Copy all lines below exactly as written. Leave pictures out.
::: DATA SHOWN :::
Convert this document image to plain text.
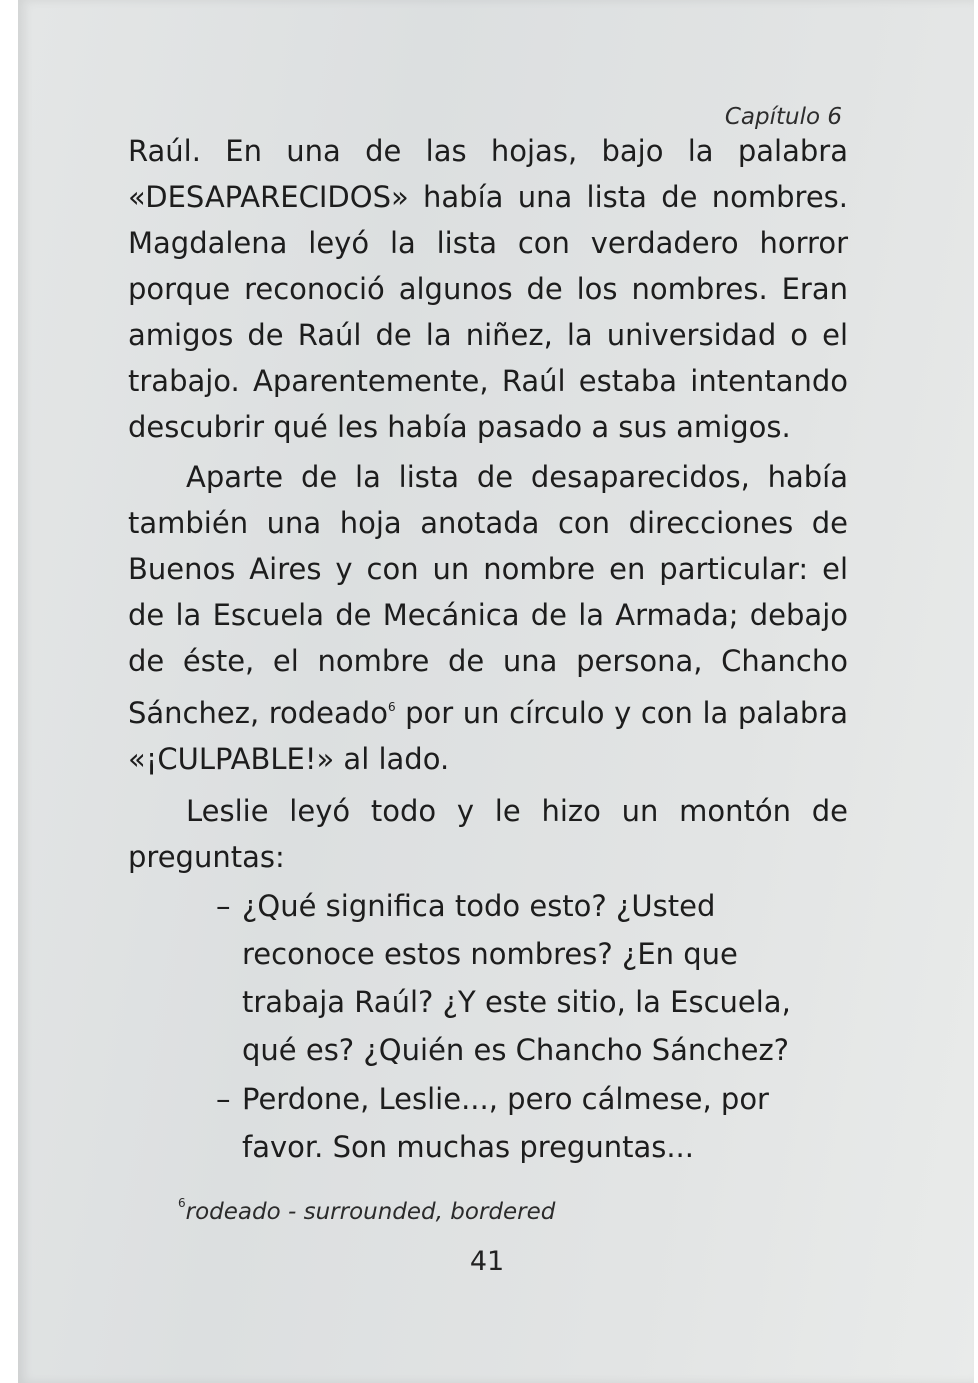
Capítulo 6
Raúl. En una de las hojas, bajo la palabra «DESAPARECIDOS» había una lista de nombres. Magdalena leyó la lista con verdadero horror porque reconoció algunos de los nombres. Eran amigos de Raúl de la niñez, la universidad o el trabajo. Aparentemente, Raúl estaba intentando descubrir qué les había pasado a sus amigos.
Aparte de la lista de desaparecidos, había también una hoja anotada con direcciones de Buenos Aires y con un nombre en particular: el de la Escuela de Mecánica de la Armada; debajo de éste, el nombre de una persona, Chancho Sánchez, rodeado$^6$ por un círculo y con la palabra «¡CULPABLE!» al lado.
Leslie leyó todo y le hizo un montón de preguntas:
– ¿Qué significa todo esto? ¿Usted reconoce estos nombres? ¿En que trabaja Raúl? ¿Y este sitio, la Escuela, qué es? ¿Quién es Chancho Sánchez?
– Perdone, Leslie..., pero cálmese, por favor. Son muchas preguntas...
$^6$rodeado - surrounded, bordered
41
:::
▶ [WORKED ANSWER]:
Convert this document image to plain text.
Capítulo 6
Raúl. En una de las hojas, bajo la palabra «DESAPARECIDOS» había una lista de nombres. Magdalena leyó la lista con verdadero horror porque reconoció algunos de los nombres. Eran amigos de Raúl de la niñez, la universidad o el trabajo. Aparentemente, Raúl estaba intentando descubrir qué les había pasado a sus amigos.
Aparte de la lista de desaparecidos, había también una hoja anotada con direcciones de Buenos Aires y con un nombre en particular: el de la Escuela de Mecánica de la Armada; debajo de éste, el nombre de una persona, Chancho Sánchez, rodeado$^6$ por un círculo y con la palabra «¡CULPABLE!» al lado.
Leslie leyó todo y le hizo un montón de preguntas:
– ¿Qué significa todo esto? ¿Usted reconoce estos nombres? ¿En que trabaja Raúl? ¿Y este sitio, la Escuela, qué es? ¿Quién es Chancho Sánchez?
– Perdone, Leslie..., pero cálmese, por favor. Son muchas preguntas...
$^6$rodeado - surrounded, bordered
41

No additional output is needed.